WORK TO COMPLETE – Look through the records that follow. Copy every line containing the word "понедельник".

Items from a dataset –
------------------------------

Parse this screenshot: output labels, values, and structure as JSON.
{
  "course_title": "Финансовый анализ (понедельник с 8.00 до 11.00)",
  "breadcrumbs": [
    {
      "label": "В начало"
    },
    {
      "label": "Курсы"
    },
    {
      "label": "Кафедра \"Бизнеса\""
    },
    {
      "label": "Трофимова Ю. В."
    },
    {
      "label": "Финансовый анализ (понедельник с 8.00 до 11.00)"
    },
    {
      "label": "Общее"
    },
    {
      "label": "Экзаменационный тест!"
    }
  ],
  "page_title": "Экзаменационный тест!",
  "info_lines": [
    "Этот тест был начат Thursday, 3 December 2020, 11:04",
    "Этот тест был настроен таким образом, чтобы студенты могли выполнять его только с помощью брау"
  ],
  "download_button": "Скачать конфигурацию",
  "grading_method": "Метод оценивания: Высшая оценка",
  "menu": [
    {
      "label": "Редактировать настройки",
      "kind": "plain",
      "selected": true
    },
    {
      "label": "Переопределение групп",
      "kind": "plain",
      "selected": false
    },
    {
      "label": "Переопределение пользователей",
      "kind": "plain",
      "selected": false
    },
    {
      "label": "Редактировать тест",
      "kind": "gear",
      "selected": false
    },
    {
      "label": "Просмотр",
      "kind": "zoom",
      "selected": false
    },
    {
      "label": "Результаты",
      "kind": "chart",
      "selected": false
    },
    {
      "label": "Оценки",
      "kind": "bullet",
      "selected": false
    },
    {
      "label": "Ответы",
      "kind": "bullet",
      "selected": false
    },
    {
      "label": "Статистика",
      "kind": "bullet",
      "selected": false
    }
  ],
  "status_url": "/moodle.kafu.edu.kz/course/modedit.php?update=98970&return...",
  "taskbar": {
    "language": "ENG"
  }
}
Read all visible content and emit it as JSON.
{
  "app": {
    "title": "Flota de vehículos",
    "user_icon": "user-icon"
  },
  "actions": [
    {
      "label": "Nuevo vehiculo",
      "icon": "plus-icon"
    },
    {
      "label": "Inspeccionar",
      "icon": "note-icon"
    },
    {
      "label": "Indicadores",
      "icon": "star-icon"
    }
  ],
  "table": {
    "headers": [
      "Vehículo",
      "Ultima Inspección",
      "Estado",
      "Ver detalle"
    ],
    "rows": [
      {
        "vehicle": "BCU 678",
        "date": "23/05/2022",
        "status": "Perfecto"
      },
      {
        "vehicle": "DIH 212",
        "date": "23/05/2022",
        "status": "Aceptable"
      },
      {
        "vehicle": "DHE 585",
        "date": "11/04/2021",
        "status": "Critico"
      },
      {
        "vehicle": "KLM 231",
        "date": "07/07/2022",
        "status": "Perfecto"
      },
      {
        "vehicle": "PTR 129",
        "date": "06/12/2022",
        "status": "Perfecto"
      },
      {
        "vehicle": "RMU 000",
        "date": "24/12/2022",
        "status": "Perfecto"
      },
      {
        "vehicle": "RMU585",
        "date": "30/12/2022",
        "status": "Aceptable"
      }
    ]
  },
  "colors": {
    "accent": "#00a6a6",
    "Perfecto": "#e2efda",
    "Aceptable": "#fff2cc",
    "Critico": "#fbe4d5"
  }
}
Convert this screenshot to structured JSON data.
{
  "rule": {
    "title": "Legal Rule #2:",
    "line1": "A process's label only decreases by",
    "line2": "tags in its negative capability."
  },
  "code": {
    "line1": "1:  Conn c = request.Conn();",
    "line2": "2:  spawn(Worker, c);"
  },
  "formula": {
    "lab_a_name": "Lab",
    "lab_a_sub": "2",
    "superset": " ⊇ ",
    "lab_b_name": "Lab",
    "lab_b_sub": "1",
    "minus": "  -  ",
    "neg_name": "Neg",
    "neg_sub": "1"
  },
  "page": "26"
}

------------------------------

THE RESULT –
  "course_title": "Финансовый анализ (понедельник с 8.00 до 11.00)",
      "label": "Финансовый анализ (понедельник с 8.00 до 11.00)"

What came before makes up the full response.